Фрагмент текста ::
Такой требовательный психологизм, то рвущийся в поднебесье, то словно взрыхляющий нижние пласты духовного подполья там, где совмещается человеческое и животное, неуклонно развивался во всех видах литературы и искусства с поправками, конечно, на особенности каждого из них и на художнические индивидуальности. Как никогда прежде соединялись в единые товарищества поэты, прозаики, живописцы, композиторы, архитекторы, артисты, сближая свои творческие помыслы.

Парадоксальность решения задачи в том, что многие творцы, вздымая свой дух на вершины художественных озарений, выражали интуитивные видения, как бы приобщающие их к сверхчувственному наитию, способами, обращенными более всего к физиологически предопределенным восприятиям, неосознаваемо чувственным, непосредственно воздействующим на слух и зрение. Чередование звуков в музыке и поэзии, сочетание цветов и линий в живописи, причудливых объемов в скульптуре и архитектуре призваны были сами собой производить впечатление как бы намного большее смысла, доступного разуму, хотя бы и при его участии (в литературе, театре и проч.).

Задание :: Напишите продолжение приведенного выше рассуждения о психологизме в литературе и искусстве, начав сразу после его последнего предложения.

Записи ::

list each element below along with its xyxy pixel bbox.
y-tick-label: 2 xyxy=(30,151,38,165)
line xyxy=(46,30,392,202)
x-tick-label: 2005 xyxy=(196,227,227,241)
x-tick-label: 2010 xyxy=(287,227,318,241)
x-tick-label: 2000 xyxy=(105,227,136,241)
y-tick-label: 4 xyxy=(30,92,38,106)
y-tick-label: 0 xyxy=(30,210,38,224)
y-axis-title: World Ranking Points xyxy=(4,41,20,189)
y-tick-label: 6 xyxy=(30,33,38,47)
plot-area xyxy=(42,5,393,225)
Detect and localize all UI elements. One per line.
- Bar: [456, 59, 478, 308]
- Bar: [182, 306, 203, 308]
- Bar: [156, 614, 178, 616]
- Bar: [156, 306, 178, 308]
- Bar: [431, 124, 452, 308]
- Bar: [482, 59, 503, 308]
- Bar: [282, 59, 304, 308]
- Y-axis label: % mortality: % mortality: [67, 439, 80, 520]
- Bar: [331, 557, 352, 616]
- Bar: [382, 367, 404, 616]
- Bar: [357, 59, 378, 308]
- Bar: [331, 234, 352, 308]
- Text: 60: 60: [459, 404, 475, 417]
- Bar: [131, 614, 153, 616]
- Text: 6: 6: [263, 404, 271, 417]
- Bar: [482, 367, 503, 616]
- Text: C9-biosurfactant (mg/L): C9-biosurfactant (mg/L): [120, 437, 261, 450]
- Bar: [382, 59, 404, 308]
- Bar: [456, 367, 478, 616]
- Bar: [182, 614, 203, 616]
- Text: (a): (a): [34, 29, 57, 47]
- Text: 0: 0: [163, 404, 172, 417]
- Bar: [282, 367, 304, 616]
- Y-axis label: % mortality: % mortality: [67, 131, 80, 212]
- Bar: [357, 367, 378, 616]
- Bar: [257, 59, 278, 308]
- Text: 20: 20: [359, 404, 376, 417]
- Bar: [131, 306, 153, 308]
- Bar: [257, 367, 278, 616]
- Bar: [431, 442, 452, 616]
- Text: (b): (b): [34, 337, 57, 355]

Ответ ::
Оставалась ли сенсорная связь с жизнью? У выдающихся художников, чьи ассоциации вызывают у других людей ответные, - да, оставалась. Проверить это некому, кроме как все тому же известному нам сотворчеству. Ему принадлежит и почетная роль поднимать дух человека от физиологически обусловленных, т.е. как бы низших восприятий, к поэтическому освоению мира, предусмотренному художником. Без сотворчества художественному восприятию не найти точек опоры для собственных ассоциаций, несравненно более свободных, чем те, на которые рассчитывает реалистическое искусство. Закономерность прослеживается вновь парадоксальная: чем "абстрактнее" художественное произведение, чем дальше оно уходит от "фигурального изображения", тем ожидаются индивидуальнее, интимнее личностные на него отклики, тем труднее поддаются они обобщающему вербальному описанию. Их диалогичность сводится к доверительному воздействию "я - произведение", отгороженному, по видимости, от общества, хотя здесь все имеет свою социальную подоплеку: и я, и произведение, и взаимодействие.

Подлинное сотворчество вызовет сопереживание автору, - ведь именно его откровение (минуя несуществующих его героев, даже лирических) настраивает читателя на обостренное ответное чувство, которому следует быть за то благодарным. Чувство это особое, оно неотделимо от рефлексивного своего освоения; к тому же оно часто оказывается сродни своеобычному эстетизированному самоутверждению, тем более явственному, что обычно процесс этот проходит во внутренней полемике с теми, кто "не понимает" этого искусства. Здесь уместно, быть может, вспомнить замечание Гегеля: "Уже образы являются более всеобщими, чем созерцания; но они все-таки имеют еще некоторое чувственно конкретное содержание, отношение которого к другому такому же содержанию и есть я сам".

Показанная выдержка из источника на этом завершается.